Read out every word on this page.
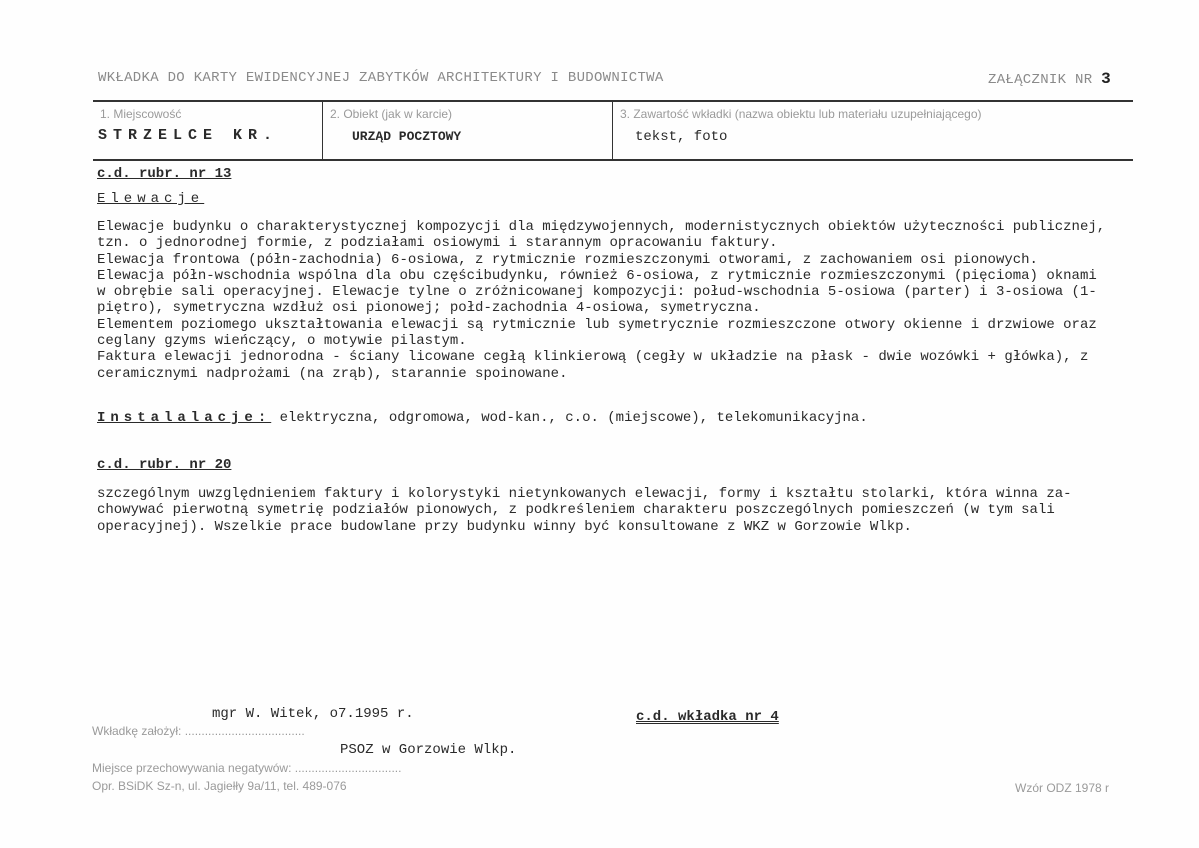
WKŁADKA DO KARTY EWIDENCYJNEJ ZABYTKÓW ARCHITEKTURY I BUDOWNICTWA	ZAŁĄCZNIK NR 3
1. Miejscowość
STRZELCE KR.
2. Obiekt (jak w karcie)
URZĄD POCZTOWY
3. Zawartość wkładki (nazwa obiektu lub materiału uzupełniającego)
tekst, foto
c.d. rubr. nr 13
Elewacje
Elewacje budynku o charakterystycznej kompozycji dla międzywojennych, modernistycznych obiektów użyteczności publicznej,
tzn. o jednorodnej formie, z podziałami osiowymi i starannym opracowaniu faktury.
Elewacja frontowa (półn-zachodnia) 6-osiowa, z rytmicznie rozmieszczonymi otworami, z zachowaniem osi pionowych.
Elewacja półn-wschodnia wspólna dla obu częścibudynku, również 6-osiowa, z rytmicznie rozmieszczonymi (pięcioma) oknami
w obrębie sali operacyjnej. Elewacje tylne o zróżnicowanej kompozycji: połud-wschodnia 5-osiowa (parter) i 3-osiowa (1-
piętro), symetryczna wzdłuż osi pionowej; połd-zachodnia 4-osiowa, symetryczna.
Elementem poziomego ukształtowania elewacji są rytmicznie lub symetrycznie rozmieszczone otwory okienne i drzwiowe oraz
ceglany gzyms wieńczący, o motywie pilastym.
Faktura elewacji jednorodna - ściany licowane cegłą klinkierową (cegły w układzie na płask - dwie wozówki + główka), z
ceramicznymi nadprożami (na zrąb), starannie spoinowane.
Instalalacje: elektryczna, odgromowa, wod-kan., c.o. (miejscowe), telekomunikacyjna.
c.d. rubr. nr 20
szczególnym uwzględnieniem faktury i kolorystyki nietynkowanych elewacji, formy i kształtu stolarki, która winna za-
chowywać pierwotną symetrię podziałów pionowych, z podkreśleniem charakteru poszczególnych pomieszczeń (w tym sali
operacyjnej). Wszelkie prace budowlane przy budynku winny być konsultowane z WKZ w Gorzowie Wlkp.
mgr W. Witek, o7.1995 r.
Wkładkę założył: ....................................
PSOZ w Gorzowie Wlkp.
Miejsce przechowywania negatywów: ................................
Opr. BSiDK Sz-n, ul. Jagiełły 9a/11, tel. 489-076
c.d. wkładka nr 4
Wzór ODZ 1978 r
══════
#### [Stated task]
Copy the records above exactly, omitting every picture.

#### [Task solution]
Read out every word on this page.
WKŁADKA DO KARTY EWIDENCYJNEJ ZABYTKÓW ARCHITEKTURY I BUDOWNICTWA	ZAŁĄCZNIK NR 3
1. Miejscowość
STRZELCE KR.
2. Obiekt (jak w karcie)
URZĄD POCZTOWY
3. Zawartość wkładki (nazwa obiektu lub materiału uzupełniającego)
tekst, foto
c.d. rubr. nr 13
Elewacje
Elewacje budynku o charakterystycznej kompozycji dla międzywojennych, modernistycznych obiektów użyteczności publicznej,
tzn. o jednorodnej formie, z podziałami osiowymi i starannym opracowaniu faktury.
Elewacja frontowa (półn-zachodnia) 6-osiowa, z rytmicznie rozmieszczonymi otworami, z zachowaniem osi pionowych.
Elewacja półn-wschodnia wspólna dla obu częścibudynku, również 6-osiowa, z rytmicznie rozmieszczonymi (pięcioma) oknami
w obrębie sali operacyjnej. Elewacje tylne o zróżnicowanej kompozycji: połud-wschodnia 5-osiowa (parter) i 3-osiowa (1-
piętro), symetryczna wzdłuż osi pionowej; połd-zachodnia 4-osiowa, symetryczna.
Elementem poziomego ukształtowania elewacji są rytmicznie lub symetrycznie rozmieszczone otwory okienne i drzwiowe oraz
ceglany gzyms wieńczący, o motywie pilastym.
Faktura elewacji jednorodna - ściany licowane cegłą klinkierową (cegły w układzie na płask - dwie wozówki + główka), z
ceramicznymi nadprożami (na zrąb), starannie spoinowane.
Instalalacje: elektryczna, odgromowa, wod-kan., c.o. (miejscowe), telekomunikacyjna.
c.d. rubr. nr 20
szczególnym uwzględnieniem faktury i kolorystyki nietynkowanych elewacji, formy i kształtu stolarki, która winna za-
chowywać pierwotną symetrię podziałów pionowych, z podkreśleniem charakteru poszczególnych pomieszczeń (w tym sali
operacyjnej). Wszelkie prace budowlane przy budynku winny być konsultowane z WKZ w Gorzowie Wlkp.
mgr W. Witek, o7.1995 r.
Wkładkę założył: ....................................
PSOZ w Gorzowie Wlkp.
Miejsce przechowywania negatywów: ................................
Opr. BSiDK Sz-n, ul. Jagiełły 9a/11, tel. 489-076
c.d. wkładka nr 4
Wzór ODZ 1978 r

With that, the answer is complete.